Your objective:
Check every line below for the word "variation" and copy each one that has it.

Lines of data:
● ● ● ● ● ● ●

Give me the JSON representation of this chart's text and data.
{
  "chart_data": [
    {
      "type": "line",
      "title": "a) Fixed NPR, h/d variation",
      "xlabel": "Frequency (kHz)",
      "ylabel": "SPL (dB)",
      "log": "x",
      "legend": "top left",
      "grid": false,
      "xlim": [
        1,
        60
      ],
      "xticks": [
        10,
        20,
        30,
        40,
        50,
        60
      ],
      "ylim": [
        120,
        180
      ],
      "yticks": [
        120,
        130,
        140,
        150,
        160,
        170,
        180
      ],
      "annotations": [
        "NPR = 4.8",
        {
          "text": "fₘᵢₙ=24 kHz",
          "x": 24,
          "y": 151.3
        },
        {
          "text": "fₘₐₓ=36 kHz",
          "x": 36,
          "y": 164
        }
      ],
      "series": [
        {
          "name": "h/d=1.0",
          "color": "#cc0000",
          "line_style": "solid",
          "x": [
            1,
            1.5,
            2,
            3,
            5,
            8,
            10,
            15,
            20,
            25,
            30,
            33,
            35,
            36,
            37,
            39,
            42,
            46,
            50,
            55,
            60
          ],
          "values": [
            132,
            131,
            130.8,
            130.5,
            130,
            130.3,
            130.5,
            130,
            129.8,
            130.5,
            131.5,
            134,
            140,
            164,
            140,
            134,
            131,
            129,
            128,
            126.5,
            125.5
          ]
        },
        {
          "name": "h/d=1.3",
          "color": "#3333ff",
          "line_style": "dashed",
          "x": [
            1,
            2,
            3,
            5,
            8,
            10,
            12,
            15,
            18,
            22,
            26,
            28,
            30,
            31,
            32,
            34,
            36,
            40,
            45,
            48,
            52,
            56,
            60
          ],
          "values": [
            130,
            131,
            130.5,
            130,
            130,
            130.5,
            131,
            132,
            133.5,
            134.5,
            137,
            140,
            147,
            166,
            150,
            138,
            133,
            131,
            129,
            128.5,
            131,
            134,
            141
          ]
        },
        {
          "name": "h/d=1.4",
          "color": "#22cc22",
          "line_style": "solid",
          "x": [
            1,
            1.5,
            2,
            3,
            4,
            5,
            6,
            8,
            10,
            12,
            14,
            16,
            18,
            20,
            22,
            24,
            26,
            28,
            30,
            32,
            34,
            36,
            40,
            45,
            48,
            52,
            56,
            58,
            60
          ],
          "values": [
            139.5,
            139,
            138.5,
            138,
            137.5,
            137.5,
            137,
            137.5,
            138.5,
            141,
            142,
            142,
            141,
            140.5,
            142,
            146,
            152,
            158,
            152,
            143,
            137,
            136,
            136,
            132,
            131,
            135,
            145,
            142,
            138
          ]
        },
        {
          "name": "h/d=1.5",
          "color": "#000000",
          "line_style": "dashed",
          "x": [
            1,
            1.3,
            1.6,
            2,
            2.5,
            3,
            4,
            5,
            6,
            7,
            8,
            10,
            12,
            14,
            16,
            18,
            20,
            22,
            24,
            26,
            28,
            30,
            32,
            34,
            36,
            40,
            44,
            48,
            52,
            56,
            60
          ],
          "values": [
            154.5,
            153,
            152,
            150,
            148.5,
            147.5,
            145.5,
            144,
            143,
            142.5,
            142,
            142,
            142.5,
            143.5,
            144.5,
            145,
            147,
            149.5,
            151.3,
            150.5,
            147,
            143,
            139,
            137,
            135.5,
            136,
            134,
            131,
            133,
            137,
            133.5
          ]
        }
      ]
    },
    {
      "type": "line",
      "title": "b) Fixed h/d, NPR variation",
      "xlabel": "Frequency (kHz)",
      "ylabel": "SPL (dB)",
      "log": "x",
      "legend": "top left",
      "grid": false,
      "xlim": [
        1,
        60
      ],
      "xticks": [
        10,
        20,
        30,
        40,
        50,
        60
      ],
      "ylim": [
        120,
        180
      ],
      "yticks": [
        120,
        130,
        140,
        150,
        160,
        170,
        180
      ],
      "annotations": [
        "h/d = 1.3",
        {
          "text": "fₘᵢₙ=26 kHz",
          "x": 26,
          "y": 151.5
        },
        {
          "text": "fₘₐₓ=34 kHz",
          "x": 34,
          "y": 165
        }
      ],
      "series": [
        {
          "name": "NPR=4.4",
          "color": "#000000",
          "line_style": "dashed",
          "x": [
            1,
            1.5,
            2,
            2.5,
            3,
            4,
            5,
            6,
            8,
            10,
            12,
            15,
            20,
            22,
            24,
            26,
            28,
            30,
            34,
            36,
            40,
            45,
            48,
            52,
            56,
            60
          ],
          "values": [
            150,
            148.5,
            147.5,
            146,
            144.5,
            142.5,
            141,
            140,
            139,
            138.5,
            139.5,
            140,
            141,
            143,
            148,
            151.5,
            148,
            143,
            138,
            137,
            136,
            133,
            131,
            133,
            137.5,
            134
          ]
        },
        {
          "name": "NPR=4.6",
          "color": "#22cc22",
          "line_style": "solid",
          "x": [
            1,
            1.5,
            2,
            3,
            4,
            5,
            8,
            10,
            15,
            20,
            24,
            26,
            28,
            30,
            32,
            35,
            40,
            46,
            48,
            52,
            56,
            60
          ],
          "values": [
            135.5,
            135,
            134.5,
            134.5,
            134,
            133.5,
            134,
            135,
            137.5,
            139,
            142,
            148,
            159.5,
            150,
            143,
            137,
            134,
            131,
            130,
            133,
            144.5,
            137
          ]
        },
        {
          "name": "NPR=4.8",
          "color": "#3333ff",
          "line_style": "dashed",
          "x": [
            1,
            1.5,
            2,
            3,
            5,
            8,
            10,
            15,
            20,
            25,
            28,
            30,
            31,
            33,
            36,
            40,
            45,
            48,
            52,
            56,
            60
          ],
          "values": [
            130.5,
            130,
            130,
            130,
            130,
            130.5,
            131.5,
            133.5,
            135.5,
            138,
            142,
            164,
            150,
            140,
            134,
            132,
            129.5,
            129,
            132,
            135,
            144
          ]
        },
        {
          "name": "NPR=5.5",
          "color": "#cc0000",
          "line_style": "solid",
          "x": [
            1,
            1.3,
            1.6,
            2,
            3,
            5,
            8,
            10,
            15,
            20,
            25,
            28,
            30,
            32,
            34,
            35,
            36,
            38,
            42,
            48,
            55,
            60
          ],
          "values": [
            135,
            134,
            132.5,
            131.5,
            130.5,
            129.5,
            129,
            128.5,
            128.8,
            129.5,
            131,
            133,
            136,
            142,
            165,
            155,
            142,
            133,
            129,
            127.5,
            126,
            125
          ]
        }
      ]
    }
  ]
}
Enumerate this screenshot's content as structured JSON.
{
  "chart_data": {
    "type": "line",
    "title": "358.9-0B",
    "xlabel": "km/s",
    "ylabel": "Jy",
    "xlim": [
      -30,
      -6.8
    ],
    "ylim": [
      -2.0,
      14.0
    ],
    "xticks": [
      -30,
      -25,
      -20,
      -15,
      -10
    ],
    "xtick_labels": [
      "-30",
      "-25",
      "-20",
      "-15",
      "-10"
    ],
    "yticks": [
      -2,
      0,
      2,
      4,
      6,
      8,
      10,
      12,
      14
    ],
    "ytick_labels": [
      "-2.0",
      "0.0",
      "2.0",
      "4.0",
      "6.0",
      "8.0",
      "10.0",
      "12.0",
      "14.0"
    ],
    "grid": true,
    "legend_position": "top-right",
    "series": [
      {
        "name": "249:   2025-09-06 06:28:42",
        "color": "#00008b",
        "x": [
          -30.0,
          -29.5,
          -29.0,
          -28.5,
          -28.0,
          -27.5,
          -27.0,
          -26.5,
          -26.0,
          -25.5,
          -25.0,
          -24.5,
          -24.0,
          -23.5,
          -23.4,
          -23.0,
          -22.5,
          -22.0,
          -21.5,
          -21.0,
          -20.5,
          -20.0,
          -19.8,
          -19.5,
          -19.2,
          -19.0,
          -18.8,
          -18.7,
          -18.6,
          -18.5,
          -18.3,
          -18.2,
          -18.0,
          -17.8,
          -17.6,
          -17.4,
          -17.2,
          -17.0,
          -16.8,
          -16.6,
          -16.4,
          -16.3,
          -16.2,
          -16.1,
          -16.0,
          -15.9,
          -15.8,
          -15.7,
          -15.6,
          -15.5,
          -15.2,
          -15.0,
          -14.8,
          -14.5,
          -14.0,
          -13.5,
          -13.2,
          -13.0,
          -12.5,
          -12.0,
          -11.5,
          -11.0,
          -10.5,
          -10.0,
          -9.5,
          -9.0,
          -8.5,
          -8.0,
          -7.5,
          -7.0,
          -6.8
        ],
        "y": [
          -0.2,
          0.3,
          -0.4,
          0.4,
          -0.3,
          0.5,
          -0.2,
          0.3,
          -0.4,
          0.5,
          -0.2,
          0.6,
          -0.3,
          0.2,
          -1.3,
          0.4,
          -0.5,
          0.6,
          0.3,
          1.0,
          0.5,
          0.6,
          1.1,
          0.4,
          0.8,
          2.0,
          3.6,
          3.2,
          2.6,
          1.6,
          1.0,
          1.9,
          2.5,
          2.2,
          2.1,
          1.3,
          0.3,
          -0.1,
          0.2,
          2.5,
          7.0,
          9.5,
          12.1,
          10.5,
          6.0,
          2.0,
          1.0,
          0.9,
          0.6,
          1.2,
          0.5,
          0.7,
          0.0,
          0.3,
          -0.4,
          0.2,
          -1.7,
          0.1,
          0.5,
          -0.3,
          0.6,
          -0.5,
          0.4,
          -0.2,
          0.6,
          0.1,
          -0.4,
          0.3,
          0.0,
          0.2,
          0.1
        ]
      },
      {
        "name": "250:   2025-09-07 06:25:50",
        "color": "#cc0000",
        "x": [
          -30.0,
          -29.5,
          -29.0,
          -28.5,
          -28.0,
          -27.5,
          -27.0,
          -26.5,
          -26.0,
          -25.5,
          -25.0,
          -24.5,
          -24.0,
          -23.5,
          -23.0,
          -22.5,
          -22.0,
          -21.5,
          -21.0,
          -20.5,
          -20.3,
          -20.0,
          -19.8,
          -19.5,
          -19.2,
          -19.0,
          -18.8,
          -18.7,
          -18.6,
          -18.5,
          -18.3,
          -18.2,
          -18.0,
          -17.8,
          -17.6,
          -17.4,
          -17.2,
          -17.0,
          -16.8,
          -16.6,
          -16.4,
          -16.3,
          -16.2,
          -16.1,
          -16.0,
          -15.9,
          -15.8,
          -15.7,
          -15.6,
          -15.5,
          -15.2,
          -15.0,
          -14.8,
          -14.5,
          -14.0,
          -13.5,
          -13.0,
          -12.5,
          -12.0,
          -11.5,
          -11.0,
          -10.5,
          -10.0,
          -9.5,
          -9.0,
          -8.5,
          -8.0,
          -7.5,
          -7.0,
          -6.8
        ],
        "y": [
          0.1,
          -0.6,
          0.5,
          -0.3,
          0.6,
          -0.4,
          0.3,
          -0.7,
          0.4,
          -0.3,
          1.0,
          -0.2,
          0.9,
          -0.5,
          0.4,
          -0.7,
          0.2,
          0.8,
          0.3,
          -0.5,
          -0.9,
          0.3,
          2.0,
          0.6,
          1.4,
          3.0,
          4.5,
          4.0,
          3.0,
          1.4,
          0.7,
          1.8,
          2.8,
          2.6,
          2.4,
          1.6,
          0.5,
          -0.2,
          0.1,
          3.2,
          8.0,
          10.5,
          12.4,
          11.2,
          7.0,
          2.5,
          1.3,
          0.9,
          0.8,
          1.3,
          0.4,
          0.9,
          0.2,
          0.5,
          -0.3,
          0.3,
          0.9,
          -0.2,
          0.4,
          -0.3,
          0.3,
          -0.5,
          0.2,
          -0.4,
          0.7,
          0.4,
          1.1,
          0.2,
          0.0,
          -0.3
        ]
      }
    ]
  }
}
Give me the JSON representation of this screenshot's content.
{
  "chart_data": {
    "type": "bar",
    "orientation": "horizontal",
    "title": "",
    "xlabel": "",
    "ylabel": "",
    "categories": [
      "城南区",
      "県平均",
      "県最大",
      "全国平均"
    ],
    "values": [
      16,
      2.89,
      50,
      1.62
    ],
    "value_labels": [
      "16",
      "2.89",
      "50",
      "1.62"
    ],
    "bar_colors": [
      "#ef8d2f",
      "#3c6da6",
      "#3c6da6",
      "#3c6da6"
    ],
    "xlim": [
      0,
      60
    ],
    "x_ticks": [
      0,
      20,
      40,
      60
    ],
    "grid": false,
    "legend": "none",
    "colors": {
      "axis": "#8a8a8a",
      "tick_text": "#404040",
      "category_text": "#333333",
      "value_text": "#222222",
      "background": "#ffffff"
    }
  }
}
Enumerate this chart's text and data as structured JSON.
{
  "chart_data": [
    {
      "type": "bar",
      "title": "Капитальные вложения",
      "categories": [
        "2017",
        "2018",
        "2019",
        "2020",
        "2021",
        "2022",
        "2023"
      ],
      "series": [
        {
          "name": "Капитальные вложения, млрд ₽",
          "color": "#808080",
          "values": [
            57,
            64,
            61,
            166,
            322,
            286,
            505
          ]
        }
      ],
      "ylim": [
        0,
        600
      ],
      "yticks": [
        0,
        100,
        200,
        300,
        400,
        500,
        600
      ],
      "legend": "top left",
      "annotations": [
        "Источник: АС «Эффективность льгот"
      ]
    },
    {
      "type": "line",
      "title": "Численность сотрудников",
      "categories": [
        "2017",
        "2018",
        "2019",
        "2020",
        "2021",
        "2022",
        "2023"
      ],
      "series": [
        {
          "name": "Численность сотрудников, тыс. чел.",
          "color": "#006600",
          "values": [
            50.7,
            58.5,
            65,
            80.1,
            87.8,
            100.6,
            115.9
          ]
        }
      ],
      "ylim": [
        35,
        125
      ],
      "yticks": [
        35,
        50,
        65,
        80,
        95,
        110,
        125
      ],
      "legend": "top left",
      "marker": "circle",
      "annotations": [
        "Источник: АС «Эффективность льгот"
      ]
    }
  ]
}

● ● ● ● ● ● ●

Reply:
      "title": "a) Fixed NPR, h/d variation",
      "title": "b) Fixed h/d, NPR variation",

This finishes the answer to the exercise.